Using the records below, locate all lines containing "color" and return them.

-- -- --

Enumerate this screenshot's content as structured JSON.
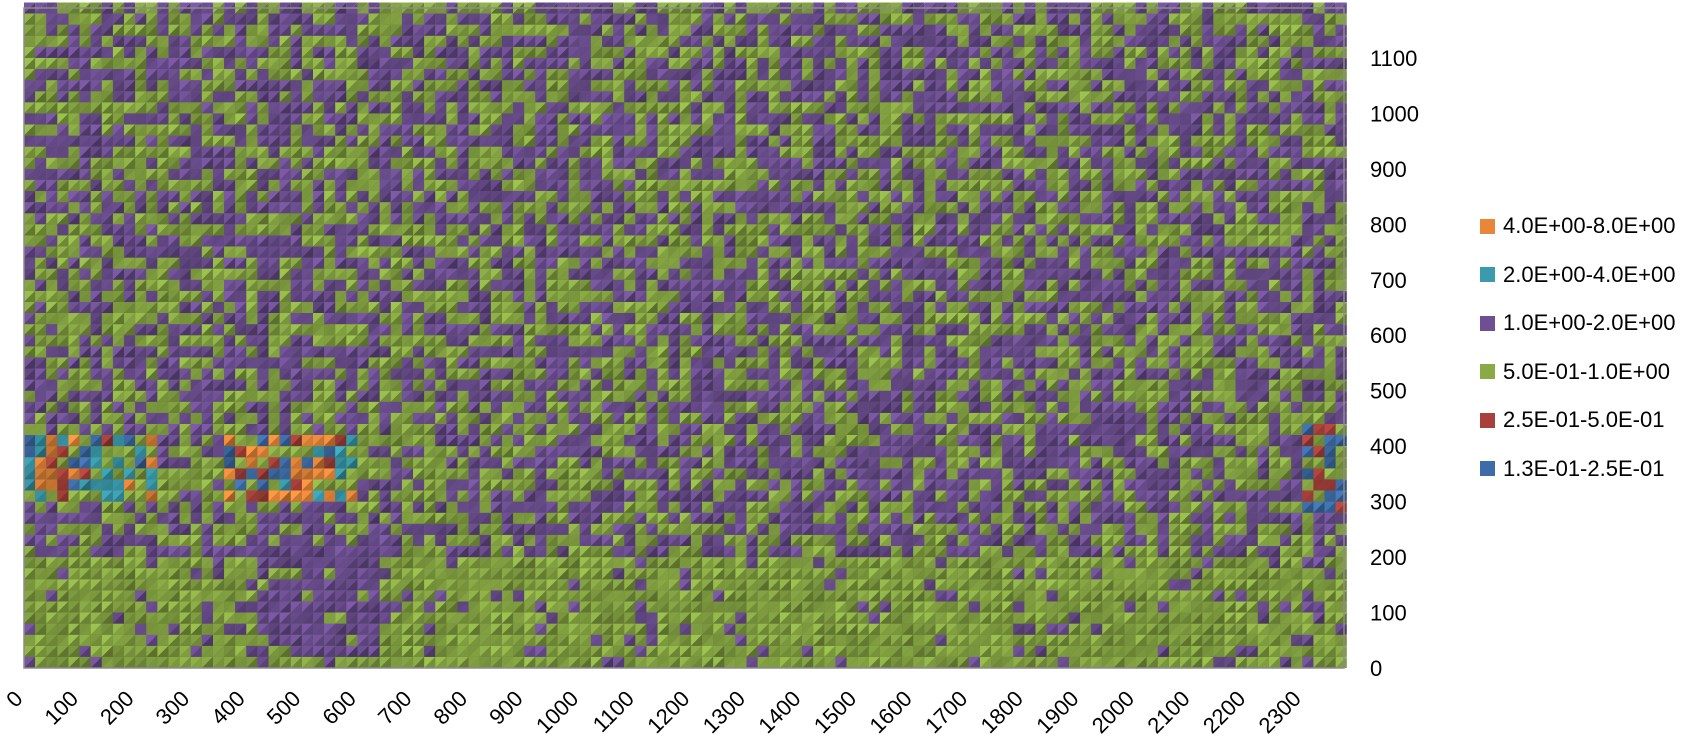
{
  "chart_data": {
    "type": "heatmap",
    "title": "",
    "xlabel": "",
    "ylabel": "",
    "xlim": [
      0,
      2375
    ],
    "ylim": [
      0,
      1190
    ],
    "x_ticks": [
      "0",
      "100",
      "200",
      "300",
      "400",
      "500",
      "600",
      "700",
      "800",
      "900",
      "1000",
      "1100",
      "1200",
      "1300",
      "1400",
      "1500",
      "1600",
      "1700",
      "1800",
      "1900",
      "2000",
      "2100",
      "2200",
      "2300"
    ],
    "y_ticks": [
      "0",
      "100",
      "200",
      "300",
      "400",
      "500",
      "600",
      "700",
      "800",
      "900",
      "1000",
      "1100"
    ],
    "y_axis_side": "right",
    "legend": [
      {
        "label": "4.0E+00-8.0E+00",
        "color": "#E8873A"
      },
      {
        "label": "2.0E+00-4.0E+00",
        "color": "#3A9BAE"
      },
      {
        "label": "1.0E+00-2.0E+00",
        "color": "#6E4F94"
      },
      {
        "label": "5.0E-01-1.0E+00",
        "color": "#8AAA45"
      },
      {
        "label": "2.5E-01-5.0E-01",
        "color": "#A8403B"
      },
      {
        "label": "1.3E-01-2.5E-01",
        "color": "#3E6CA8"
      }
    ],
    "legend_position": "right",
    "surface": {
      "dominant_classes": [
        "1.0E+00-2.0E+00",
        "5.0E-01-1.0E+00"
      ],
      "low_band": {
        "class": "5.0E-01-1.0E+00",
        "y_range": [
          0,
          200
        ]
      },
      "mixed_zones": [
        {
          "x_range": [
            0,
            230
          ],
          "y_range": [
            300,
            420
          ],
          "classes": [
            "1.3E-01-2.5E-01",
            "2.5E-01-5.0E-01",
            "2.0E+00-4.0E+00",
            "4.0E+00-8.0E+00"
          ]
        },
        {
          "x_range": [
            370,
            600
          ],
          "y_range": [
            300,
            420
          ],
          "classes": [
            "1.3E-01-2.5E-01",
            "2.5E-01-5.0E-01",
            "2.0E+00-4.0E+00",
            "4.0E+00-8.0E+00"
          ]
        },
        {
          "x_range": [
            2310,
            2375
          ],
          "y_range": [
            280,
            430
          ],
          "classes": [
            "1.3E-01-2.5E-01",
            "2.5E-01-5.0E-01"
          ]
        }
      ],
      "blobs": [
        {
          "class": "1.0E+00-2.0E+00",
          "x_range": [
            420,
            640
          ],
          "y_range": [
            30,
            230
          ]
        }
      ]
    }
  }
}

-- -- --

- _Right answer_:
        "color": "#E8873A"
        "color": "#3A9BAE"
        "color": "#6E4F94"
        "color": "#8AAA45"
        "color": "#A8403B"
        "color": "#3E6CA8"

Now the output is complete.